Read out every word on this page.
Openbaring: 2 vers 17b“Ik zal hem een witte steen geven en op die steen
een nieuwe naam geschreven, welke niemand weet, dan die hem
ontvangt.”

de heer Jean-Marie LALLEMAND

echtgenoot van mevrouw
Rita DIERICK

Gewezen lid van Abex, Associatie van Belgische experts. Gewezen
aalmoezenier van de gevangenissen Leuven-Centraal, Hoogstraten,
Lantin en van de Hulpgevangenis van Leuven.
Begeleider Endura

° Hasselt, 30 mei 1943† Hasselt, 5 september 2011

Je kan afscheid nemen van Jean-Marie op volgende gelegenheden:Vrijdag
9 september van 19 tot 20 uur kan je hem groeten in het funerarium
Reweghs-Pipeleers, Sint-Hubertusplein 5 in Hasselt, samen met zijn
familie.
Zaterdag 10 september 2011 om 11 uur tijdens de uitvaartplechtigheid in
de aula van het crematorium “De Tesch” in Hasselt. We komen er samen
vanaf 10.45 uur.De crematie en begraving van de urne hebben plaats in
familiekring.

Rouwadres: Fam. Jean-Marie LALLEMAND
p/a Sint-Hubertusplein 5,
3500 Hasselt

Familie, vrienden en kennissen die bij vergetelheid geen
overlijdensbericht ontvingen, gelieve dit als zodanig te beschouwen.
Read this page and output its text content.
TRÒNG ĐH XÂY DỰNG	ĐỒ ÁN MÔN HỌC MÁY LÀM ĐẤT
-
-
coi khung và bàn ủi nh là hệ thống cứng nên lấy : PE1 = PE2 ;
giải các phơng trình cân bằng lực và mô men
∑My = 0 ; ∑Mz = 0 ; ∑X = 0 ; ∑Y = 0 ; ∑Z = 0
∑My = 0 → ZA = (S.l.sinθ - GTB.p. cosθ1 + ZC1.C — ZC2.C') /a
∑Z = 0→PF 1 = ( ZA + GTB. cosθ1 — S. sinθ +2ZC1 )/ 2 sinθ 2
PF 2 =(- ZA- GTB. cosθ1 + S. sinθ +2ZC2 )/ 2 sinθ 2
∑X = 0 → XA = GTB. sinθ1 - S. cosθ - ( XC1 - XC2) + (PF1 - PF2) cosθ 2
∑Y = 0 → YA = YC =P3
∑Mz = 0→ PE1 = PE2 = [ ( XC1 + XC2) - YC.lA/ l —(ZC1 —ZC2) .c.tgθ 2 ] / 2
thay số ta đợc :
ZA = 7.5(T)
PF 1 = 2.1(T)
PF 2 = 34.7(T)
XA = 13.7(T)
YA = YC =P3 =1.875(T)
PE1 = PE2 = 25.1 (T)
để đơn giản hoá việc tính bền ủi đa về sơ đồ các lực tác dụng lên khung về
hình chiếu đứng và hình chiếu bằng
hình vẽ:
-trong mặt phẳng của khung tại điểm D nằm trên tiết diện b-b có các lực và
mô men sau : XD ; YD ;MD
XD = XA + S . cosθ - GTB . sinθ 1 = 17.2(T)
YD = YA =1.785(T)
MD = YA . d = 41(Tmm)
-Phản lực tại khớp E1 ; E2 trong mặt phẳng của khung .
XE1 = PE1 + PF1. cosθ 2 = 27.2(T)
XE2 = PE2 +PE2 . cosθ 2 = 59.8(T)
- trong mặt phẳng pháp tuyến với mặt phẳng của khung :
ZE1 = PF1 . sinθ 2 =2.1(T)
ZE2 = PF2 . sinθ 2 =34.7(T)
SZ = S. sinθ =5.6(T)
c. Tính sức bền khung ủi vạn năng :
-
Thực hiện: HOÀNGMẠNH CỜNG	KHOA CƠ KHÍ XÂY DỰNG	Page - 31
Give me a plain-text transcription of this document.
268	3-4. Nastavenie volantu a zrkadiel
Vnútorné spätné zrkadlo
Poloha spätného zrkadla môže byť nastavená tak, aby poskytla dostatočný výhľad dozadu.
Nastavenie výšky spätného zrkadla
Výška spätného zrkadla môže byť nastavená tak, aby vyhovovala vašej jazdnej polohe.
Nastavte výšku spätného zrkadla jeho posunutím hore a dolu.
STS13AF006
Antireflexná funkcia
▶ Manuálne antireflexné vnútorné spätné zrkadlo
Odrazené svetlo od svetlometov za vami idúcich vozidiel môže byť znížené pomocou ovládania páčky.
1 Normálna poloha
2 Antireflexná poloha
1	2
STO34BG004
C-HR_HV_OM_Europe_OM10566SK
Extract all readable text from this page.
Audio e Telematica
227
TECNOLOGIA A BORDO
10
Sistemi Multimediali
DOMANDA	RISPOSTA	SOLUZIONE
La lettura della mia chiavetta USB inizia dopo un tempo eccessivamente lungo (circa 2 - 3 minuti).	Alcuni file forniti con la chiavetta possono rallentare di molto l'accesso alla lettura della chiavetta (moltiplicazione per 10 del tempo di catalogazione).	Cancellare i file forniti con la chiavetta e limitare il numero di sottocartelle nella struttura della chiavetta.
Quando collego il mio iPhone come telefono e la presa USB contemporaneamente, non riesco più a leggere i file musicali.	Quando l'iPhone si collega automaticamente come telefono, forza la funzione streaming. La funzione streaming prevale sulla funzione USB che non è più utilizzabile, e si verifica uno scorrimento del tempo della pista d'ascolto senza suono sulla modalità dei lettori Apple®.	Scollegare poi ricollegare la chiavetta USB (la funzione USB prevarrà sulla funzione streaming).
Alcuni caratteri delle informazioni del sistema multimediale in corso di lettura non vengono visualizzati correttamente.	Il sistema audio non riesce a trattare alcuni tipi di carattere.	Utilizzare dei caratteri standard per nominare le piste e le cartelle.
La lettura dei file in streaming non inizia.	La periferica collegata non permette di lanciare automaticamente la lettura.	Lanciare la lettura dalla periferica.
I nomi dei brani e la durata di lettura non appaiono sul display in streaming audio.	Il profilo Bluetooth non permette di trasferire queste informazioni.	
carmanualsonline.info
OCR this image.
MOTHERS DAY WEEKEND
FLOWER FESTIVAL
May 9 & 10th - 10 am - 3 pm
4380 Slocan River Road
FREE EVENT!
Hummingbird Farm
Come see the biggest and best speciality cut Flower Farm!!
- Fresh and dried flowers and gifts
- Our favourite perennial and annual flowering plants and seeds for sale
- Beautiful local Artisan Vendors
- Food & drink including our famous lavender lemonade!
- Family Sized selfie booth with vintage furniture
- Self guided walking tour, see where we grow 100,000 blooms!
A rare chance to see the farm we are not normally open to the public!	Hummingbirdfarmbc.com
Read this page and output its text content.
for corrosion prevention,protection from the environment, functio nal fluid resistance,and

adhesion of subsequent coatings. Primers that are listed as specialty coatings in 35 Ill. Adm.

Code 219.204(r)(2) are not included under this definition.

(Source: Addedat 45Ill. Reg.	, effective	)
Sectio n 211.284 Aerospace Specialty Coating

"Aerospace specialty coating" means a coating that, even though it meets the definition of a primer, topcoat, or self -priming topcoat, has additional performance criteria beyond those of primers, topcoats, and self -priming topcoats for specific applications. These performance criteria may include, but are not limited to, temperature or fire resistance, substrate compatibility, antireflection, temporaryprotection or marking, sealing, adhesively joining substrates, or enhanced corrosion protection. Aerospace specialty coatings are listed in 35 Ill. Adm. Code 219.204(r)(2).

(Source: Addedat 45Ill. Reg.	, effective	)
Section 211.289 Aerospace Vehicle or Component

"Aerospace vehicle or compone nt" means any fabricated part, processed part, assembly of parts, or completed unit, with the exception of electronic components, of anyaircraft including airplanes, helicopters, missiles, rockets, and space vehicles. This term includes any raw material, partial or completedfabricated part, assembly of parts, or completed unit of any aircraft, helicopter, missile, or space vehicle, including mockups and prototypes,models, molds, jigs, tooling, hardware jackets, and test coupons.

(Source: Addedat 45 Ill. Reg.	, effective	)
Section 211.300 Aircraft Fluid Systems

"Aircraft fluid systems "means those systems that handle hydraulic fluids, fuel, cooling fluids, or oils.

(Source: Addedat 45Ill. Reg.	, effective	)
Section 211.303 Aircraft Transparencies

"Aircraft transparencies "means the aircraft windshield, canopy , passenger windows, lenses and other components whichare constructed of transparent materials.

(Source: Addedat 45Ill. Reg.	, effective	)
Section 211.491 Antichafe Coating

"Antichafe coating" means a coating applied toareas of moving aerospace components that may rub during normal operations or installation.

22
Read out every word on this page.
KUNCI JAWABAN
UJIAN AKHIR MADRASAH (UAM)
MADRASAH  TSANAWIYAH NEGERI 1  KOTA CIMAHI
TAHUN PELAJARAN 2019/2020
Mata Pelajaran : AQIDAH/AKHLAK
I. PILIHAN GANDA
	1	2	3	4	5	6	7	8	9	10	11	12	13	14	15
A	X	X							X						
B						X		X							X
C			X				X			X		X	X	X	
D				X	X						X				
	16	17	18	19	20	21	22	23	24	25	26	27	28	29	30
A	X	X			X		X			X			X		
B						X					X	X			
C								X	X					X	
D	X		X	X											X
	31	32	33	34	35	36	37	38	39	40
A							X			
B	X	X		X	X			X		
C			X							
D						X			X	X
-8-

◆ Aim ◆
Collect the complete line wherever the string "spätného" appears in the records.

◆ Final result ◆
Poloha spätného zrkadla môže byť nastavená tak, aby poskytla dostatočný výhľad dozadu.
Nastavenie výšky spätného zrkadla
Výška spätného zrkadla môže byť nastavená tak, aby vyhovovala vašej jazdnej polohe.
Nastavte výšku spätného zrkadla jeho posunutím hore a dolu.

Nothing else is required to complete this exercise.